-- BEGIN Excerpted records --

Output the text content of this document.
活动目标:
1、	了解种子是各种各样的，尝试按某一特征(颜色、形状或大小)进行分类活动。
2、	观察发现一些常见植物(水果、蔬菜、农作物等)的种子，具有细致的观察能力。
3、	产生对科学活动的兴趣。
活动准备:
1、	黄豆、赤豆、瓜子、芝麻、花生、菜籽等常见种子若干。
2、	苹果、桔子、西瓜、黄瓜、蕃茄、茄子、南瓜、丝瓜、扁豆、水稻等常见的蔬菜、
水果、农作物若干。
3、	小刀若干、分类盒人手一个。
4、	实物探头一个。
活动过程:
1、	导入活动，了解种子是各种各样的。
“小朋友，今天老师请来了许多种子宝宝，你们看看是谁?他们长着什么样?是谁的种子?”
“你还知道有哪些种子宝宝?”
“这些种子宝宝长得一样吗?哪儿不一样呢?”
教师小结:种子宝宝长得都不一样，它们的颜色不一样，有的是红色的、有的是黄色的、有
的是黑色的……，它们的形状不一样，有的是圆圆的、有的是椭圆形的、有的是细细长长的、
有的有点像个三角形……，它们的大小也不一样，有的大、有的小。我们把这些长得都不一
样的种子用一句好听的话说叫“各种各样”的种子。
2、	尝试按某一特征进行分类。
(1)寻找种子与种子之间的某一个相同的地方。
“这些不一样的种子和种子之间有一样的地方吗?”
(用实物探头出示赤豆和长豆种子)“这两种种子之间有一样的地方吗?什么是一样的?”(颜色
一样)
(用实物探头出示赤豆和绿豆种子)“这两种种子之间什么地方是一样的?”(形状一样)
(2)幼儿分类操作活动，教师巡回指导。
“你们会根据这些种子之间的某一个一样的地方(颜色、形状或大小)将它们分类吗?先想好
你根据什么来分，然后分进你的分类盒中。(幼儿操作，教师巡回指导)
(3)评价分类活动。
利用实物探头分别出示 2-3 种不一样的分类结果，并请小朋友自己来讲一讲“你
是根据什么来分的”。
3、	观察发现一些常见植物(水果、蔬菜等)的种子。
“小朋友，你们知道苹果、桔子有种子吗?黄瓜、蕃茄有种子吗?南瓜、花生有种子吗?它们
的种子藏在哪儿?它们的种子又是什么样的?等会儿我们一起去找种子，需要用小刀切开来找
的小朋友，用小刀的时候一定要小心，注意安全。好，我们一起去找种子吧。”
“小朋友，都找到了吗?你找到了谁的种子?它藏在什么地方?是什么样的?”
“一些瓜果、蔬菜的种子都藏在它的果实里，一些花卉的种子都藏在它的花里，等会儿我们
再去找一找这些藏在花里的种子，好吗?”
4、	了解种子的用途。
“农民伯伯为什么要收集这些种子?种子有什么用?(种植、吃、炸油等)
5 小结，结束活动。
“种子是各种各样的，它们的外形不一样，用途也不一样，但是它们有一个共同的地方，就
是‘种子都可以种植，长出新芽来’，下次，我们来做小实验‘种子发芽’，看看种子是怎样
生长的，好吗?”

-- END Excerpted records --

§ Request: Select the lines in this material that hold the word "观察发现一些常见植物", leaving none out.

§ Exercise response:
2、	观察发现一些常见植物(水果、蔬菜、农作物等)的种子，具有细致的观察能力。
3、	观察发现一些常见植物(水果、蔬菜等)的种子。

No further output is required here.